— begin —

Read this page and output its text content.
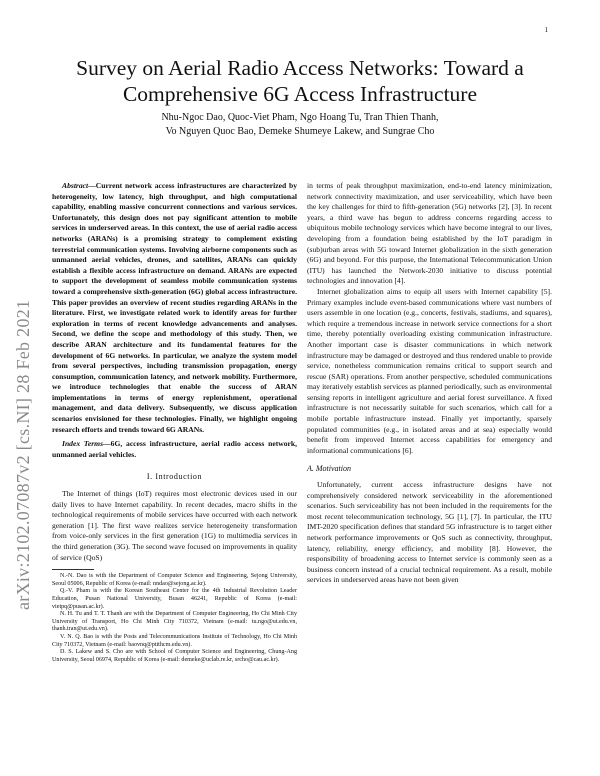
1
arXiv:2102.07087v2 [cs.NI] 28 Feb 2021
Survey on Aerial Radio Access Networks: Toward a Comprehensive 6G Access Infrastructure
Nhu-Ngoc Dao, Quoc-Viet Pham, Ngo Hoang Tu, Tran Thien Thanh,
Vo Nguyen Quoc Bao, Demeke Shumeye Lakew, and Sungrae Cho

Abstract—Current network access infrastructures are characterized by heterogeneity, low latency, high throughput, and high computational capability, enabling massive concurrent connections and various services. Unfortunately, this design does not pay significant attention to mobile services in underserved areas. In this context, the use of aerial radio access networks (ARANs) is a promising strategy to complement existing terrestrial communication systems. Involving airborne components such as unmanned aerial vehicles, drones, and satellites, ARANs can quickly establish a flexible access infrastructure on demand. ARANs are expected to support the development of seamless mobile communication systems toward a comprehensive sixth-generation (6G) global access infrastructure. This paper provides an overview of recent studies regarding ARANs in the literature. First, we investigate related work to identify areas for further exploration in terms of recent knowledge advancements and analyses. Second, we define the scope and methodology of this study. Then, we describe ARAN architecture and its fundamental features for the development of 6G networks. In particular, we analyze the system model from several perspectives, including transmission propagation, energy consumption, communication latency, and network mobility. Furthermore, we introduce technologies that enable the success of ARAN implementations in terms of energy replenishment, operational management, and data delivery. Subsequently, we discuss application scenarios envisioned for these technologies. Finally, we highlight ongoing research efforts and trends toward 6G ARANs.

Index Terms—6G, access infrastructure, aerial radio access network, unmanned aerial vehicles.

I. Introduction

The Internet of things (IoT) requires most electronic devices used in our daily lives to have Internet capability. In recent decades, macro shifts in the technological requirements of mobile services have occurred with each network generation [1]. The first wave realizes service heterogeneity transformation from voice-only services in the first generation (1G) to multimedia services in the third generation (3G). The second wave focused on improvements in quality of service (QoS)

N.-N. Dao is with the Department of Computer Science and Engineering, Sejong University, Seoul 05006, Republic of Korea (e-mail: nndao@sejong.ac.kr).

Q.-V. Pham is with the Korean Southeast Center for the 4th Industrial Revolution Leader Education, Pusan National University, Busan 46241, Republic of Korea (e-mail: vietpq@pusan.ac.kr).

N. H. Tu and T. T. Thanh are with the Department of Computer Engineering, Ho Chi Minh City University of Transport, Ho Chi Minh City 710372, Vietnam (e-mail: tu.ngo@ut.edu.vn, thanh.tran@ut.edu.vn).

V. N. Q. Bao is with the Posts and Telecommunications Institute of Technology, Ho Chi Minh City 710372, Vietnam (e-mail: baovnq@ptithcm.edu.vn).

D. S. Lakew and S. Cho are with School of Computer Science and Engineering, Chung-Ang University, Seoul 06974, Republic of Korea (e-mail: demeke@uclab.re.kr, srcho@cau.ac.kr).

in terms of peak throughput maximization, end-to-end latency minimization, network connectivity maximization, and user serviceability, which have been the key challenges for third to fifth-generation (5G) networks [2], [3]. In recent years, a third wave has begun to address concerns regarding access to ubiquitous mobile technology services which have become integral to our lives, developing from a foundation being established by the IoT paradigm in (sub)urban areas with 5G toward Internet globalization in the sixth generation (6G) and beyond. For this purpose, the International Telecommunication Union (ITU) has launched the Network-2030 initiative to discuss potential technologies and innovation [4].

Internet globalization aims to equip all users with Internet capability [5]. Primary examples include event-based communications where vast numbers of users assemble in one location (e.g., concerts, festivals, stadiums, and squares), which require a tremendous increase in network service connections for a short time, thereby potentially overloading existing communication infrastructure. Another important case is disaster communications in which network infrastructure may be damaged or destroyed and thus rendered unable to provide service, nonetheless communication remains critical to support search and rescue (SAR) operations. From another perspective, scheduled communications may iteratively establish services as planned periodically, such as environmental sensing reports in intelligent agriculture and aerial forest surveillance. A fixed infrastructure is not necessarily suitable for such scenarios, which call for a mobile portable infrastructure instead. Finally yet importantly, sparsely populated communities (e.g., in isolated areas and at sea) especially would benefit from improved Internet access capabilities for emergency and informational communications [6].

A. Motivation

Unfortunately, current access infrastructure designs have not comprehensively considered network serviceability in the aforementioned scenarios. Such serviceability has not been included in the requirements for the most recent telecommunication technology, 5G [1], [7]. In particular, the ITU IMT-2020 specification defines that standard 5G infrastructure is to target either network performance improvements or QoS such as connectivity, throughput, latency, reliability, energy efficiency, and mobility [8]. However, the responsibility of broadening access to Internet service is commonly seen as a business concern instead of a crucial technical requirement. As a result, mobile services in underserved areas have not been given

— end —

THE REQUEST — Except for the pictures, print the data above exactly.

THE ANSWER —
Read this page and output its text content.
1
arXiv:2102.07087v2 [cs.NI] 28 Feb 2021
Survey on Aerial Radio Access Networks: Toward a Comprehensive 6G Access Infrastructure
Nhu-Ngoc Dao, Quoc-Viet Pham, Ngo Hoang Tu, Tran Thien Thanh,
Vo Nguyen Quoc Bao, Demeke Shumeye Lakew, and Sungrae Cho

Abstract—Current network access infrastructures are characterized by heterogeneity, low latency, high throughput, and high computational capability, enabling massive concurrent connections and various services. Unfortunately, this design does not pay significant attention to mobile services in underserved areas. In this context, the use of aerial radio access networks (ARANs) is a promising strategy to complement existing terrestrial communication systems. Involving airborne components such as unmanned aerial vehicles, drones, and satellites, ARANs can quickly establish a flexible access infrastructure on demand. ARANs are expected to support the development of seamless mobile communication systems toward a comprehensive sixth-generation (6G) global access infrastructure. This paper provides an overview of recent studies regarding ARANs in the literature. First, we investigate related work to identify areas for further exploration in terms of recent knowledge advancements and analyses. Second, we define the scope and methodology of this study. Then, we describe ARAN architecture and its fundamental features for the development of 6G networks. In particular, we analyze the system model from several perspectives, including transmission propagation, energy consumption, communication latency, and network mobility. Furthermore, we introduce technologies that enable the success of ARAN implementations in terms of energy replenishment, operational management, and data delivery. Subsequently, we discuss application scenarios envisioned for these technologies. Finally, we highlight ongoing research efforts and trends toward 6G ARANs.

Index Terms—6G, access infrastructure, aerial radio access network, unmanned aerial vehicles.

I. Introduction

The Internet of things (IoT) requires most electronic devices used in our daily lives to have Internet capability. In recent decades, macro shifts in the technological requirements of mobile services have occurred with each network generation [1]. The first wave realizes service heterogeneity transformation from voice-only services in the first generation (1G) to multimedia services in the third generation (3G). The second wave focused on improvements in quality of service (QoS)

N.-N. Dao is with the Department of Computer Science and Engineering, Sejong University, Seoul 05006, Republic of Korea (e-mail: nndao@sejong.ac.kr).

Q.-V. Pham is with the Korean Southeast Center for the 4th Industrial Revolution Leader Education, Pusan National University, Busan 46241, Republic of Korea (e-mail: vietpq@pusan.ac.kr).

N. H. Tu and T. T. Thanh are with the Department of Computer Engineering, Ho Chi Minh City University of Transport, Ho Chi Minh City 710372, Vietnam (e-mail: tu.ngo@ut.edu.vn, thanh.tran@ut.edu.vn).

V. N. Q. Bao is with the Posts and Telecommunications Institute of Technology, Ho Chi Minh City 710372, Vietnam (e-mail: baovnq@ptithcm.edu.vn).

D. S. Lakew and S. Cho are with School of Computer Science and Engineering, Chung-Ang University, Seoul 06974, Republic of Korea (e-mail: demeke@uclab.re.kr, srcho@cau.ac.kr).

in terms of peak throughput maximization, end-to-end latency minimization, network connectivity maximization, and user serviceability, which have been the key challenges for third to fifth-generation (5G) networks [2], [3]. In recent years, a third wave has begun to address concerns regarding access to ubiquitous mobile technology services which have become integral to our lives, developing from a foundation being established by the IoT paradigm in (sub)urban areas with 5G toward Internet globalization in the sixth generation (6G) and beyond. For this purpose, the International Telecommunication Union (ITU) has launched the Network-2030 initiative to discuss potential technologies and innovation [4].

Internet globalization aims to equip all users with Internet capability [5]. Primary examples include event-based communications where vast numbers of users assemble in one location (e.g., concerts, festivals, stadiums, and squares), which require a tremendous increase in network service connections for a short time, thereby potentially overloading existing communication infrastructure. Another important case is disaster communications in which network infrastructure may be damaged or destroyed and thus rendered unable to provide service, nonetheless communication remains critical to support search and rescue (SAR) operations. From another perspective, scheduled communications may iteratively establish services as planned periodically, such as environmental sensing reports in intelligent agriculture and aerial forest surveillance. A fixed infrastructure is not necessarily suitable for such scenarios, which call for a mobile portable infrastructure instead. Finally yet importantly, sparsely populated communities (e.g., in isolated areas and at sea) especially would benefit from improved Internet access capabilities for emergency and informational communications [6].

A. Motivation

Unfortunately, current access infrastructure designs have not comprehensively considered network serviceability in the aforementioned scenarios. Such serviceability has not been included in the requirements for the most recent telecommunication technology, 5G [1], [7]. In particular, the ITU IMT-2020 specification defines that standard 5G infrastructure is to target either network performance improvements or QoS such as connectivity, throughput, latency, reliability, energy efficiency, and mobility [8]. However, the responsibility of broadening access to Internet service is commonly seen as a business concern instead of a crucial technical requirement. As a result, mobile services in underserved areas have not been given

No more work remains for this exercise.